Below is a block of records; repeat all of them exactly.

(Stored items)
** start **
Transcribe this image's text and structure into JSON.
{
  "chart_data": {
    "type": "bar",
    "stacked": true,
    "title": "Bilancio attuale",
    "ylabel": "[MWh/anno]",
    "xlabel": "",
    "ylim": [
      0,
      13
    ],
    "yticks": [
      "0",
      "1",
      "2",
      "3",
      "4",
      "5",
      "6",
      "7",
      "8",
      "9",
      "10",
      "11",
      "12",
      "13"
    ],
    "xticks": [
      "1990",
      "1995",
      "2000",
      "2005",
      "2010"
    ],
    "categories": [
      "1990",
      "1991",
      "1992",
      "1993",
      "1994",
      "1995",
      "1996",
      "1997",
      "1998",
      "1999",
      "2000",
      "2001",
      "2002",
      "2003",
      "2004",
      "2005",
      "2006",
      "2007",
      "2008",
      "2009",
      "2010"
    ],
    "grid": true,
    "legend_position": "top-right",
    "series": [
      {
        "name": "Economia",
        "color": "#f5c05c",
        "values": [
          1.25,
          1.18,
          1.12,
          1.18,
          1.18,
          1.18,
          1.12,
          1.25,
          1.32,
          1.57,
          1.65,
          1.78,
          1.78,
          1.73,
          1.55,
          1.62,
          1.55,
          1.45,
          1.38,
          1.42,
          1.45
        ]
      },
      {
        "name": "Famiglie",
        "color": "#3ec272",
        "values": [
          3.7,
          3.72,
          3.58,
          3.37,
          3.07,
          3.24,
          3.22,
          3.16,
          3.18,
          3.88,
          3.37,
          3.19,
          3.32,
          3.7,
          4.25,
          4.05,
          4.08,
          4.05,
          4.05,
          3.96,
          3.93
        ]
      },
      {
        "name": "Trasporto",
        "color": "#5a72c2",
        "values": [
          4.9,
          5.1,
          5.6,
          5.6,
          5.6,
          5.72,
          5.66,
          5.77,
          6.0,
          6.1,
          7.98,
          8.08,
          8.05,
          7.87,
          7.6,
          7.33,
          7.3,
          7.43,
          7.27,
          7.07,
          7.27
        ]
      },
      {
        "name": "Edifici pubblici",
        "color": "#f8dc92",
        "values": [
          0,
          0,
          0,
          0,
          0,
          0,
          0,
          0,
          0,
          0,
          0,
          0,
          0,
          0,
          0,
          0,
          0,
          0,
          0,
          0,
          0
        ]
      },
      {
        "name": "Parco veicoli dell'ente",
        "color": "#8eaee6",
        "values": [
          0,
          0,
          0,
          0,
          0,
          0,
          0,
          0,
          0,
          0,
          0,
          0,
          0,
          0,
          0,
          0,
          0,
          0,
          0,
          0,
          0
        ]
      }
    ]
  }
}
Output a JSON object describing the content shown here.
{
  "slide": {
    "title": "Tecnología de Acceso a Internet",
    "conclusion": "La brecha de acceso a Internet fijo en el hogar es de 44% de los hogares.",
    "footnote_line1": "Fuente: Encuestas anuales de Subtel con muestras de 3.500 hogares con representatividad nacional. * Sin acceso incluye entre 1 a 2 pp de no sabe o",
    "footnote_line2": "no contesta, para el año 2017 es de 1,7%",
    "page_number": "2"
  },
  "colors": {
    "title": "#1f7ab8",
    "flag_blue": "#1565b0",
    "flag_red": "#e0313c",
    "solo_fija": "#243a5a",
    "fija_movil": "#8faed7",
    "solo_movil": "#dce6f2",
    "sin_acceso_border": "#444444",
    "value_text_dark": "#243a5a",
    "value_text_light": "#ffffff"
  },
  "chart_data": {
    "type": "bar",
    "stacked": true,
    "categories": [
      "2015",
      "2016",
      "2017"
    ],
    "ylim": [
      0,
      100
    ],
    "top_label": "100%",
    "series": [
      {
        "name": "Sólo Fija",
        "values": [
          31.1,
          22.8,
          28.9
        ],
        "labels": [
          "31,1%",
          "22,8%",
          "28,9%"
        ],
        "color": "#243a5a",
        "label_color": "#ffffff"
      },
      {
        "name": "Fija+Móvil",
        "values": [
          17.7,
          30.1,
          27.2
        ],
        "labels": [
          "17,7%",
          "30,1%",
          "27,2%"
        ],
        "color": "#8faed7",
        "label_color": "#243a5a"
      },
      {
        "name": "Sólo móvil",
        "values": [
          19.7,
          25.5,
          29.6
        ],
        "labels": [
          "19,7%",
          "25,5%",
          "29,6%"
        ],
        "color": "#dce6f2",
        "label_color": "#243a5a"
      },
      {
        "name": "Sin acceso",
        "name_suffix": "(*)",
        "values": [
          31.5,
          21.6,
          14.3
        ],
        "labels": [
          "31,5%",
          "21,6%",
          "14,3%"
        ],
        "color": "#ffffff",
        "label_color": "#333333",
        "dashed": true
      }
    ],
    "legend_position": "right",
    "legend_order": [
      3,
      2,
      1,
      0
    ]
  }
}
** end **
## [Answer for this exercise]
Transcribe this image's text and structure into JSON.
{
  "chart_data": {
    "type": "bar",
    "stacked": true,
    "title": "Bilancio attuale",
    "ylabel": "[MWh/anno]",
    "xlabel": "",
    "ylim": [
      0,
      13
    ],
    "yticks": [
      "0",
      "1",
      "2",
      "3",
      "4",
      "5",
      "6",
      "7",
      "8",
      "9",
      "10",
      "11",
      "12",
      "13"
    ],
    "xticks": [
      "1990",
      "1995",
      "2000",
      "2005",
      "2010"
    ],
    "categories": [
      "1990",
      "1991",
      "1992",
      "1993",
      "1994",
      "1995",
      "1996",
      "1997",
      "1998",
      "1999",
      "2000",
      "2001",
      "2002",
      "2003",
      "2004",
      "2005",
      "2006",
      "2007",
      "2008",
      "2009",
      "2010"
    ],
    "grid": true,
    "legend_position": "top-right",
    "series": [
      {
        "name": "Economia",
        "color": "#f5c05c",
        "values": [
          1.25,
          1.18,
          1.12,
          1.18,
          1.18,
          1.18,
          1.12,
          1.25,
          1.32,
          1.57,
          1.65,
          1.78,
          1.78,
          1.73,
          1.55,
          1.62,
          1.55,
          1.45,
          1.38,
          1.42,
          1.45
        ]
      },
      {
        "name": "Famiglie",
        "color": "#3ec272",
        "values": [
          3.7,
          3.72,
          3.58,
          3.37,
          3.07,
          3.24,
          3.22,
          3.16,
          3.18,
          3.88,
          3.37,
          3.19,
          3.32,
          3.7,
          4.25,
          4.05,
          4.08,
          4.05,
          4.05,
          3.96,
          3.93
        ]
      },
      {
        "name": "Trasporto",
        "color": "#5a72c2",
        "values": [
          4.9,
          5.1,
          5.6,
          5.6,
          5.6,
          5.72,
          5.66,
          5.77,
          6.0,
          6.1,
          7.98,
          8.08,
          8.05,
          7.87,
          7.6,
          7.33,
          7.3,
          7.43,
          7.27,
          7.07,
          7.27
        ]
      },
      {
        "name": "Edifici pubblici",
        "color": "#f8dc92",
        "values": [
          0,
          0,
          0,
          0,
          0,
          0,
          0,
          0,
          0,
          0,
          0,
          0,
          0,
          0,
          0,
          0,
          0,
          0,
          0,
          0,
          0
        ]
      },
      {
        "name": "Parco veicoli dell'ente",
        "color": "#8eaee6",
        "values": [
          0,
          0,
          0,
          0,
          0,
          0,
          0,
          0,
          0,
          0,
          0,
          0,
          0,
          0,
          0,
          0,
          0,
          0,
          0,
          0,
          0
        ]
      }
    ]
  }
}
Output a JSON object describing the content shown here.
{
  "slide": {
    "title": "Tecnología de Acceso a Internet",
    "conclusion": "La brecha de acceso a Internet fijo en el hogar es de 44% de los hogares.",
    "footnote_line1": "Fuente: Encuestas anuales de Subtel con muestras de 3.500 hogares con representatividad nacional. * Sin acceso incluye entre 1 a 2 pp de no sabe o",
    "footnote_line2": "no contesta, para el año 2017 es de 1,7%",
    "page_number": "2"
  },
  "colors": {
    "title": "#1f7ab8",
    "flag_blue": "#1565b0",
    "flag_red": "#e0313c",
    "solo_fija": "#243a5a",
    "fija_movil": "#8faed7",
    "solo_movil": "#dce6f2",
    "sin_acceso_border": "#444444",
    "value_text_dark": "#243a5a",
    "value_text_light": "#ffffff"
  },
  "chart_data": {
    "type": "bar",
    "stacked": true,
    "categories": [
      "2015",
      "2016",
      "2017"
    ],
    "ylim": [
      0,
      100
    ],
    "top_label": "100%",
    "series": [
      {
        "name": "Sólo Fija",
        "values": [
          31.1,
          22.8,
          28.9
        ],
        "labels": [
          "31,1%",
          "22,8%",
          "28,9%"
        ],
        "color": "#243a5a",
        "label_color": "#ffffff"
      },
      {
        "name": "Fija+Móvil",
        "values": [
          17.7,
          30.1,
          27.2
        ],
        "labels": [
          "17,7%",
          "30,1%",
          "27,2%"
        ],
        "color": "#8faed7",
        "label_color": "#243a5a"
      },
      {
        "name": "Sólo móvil",
        "values": [
          19.7,
          25.5,
          29.6
        ],
        "labels": [
          "19,7%",
          "25,5%",
          "29,6%"
        ],
        "color": "#dce6f2",
        "label_color": "#243a5a"
      },
      {
        "name": "Sin acceso",
        "name_suffix": "(*)",
        "values": [
          31.5,
          21.6,
          14.3
        ],
        "labels": [
          "31,5%",
          "21,6%",
          "14,3%"
        ],
        "color": "#ffffff",
        "label_color": "#333333",
        "dashed": true
      }
    ],
    "legend_position": "right",
    "legend_order": [
      3,
      2,
      1,
      0
    ]
  }
}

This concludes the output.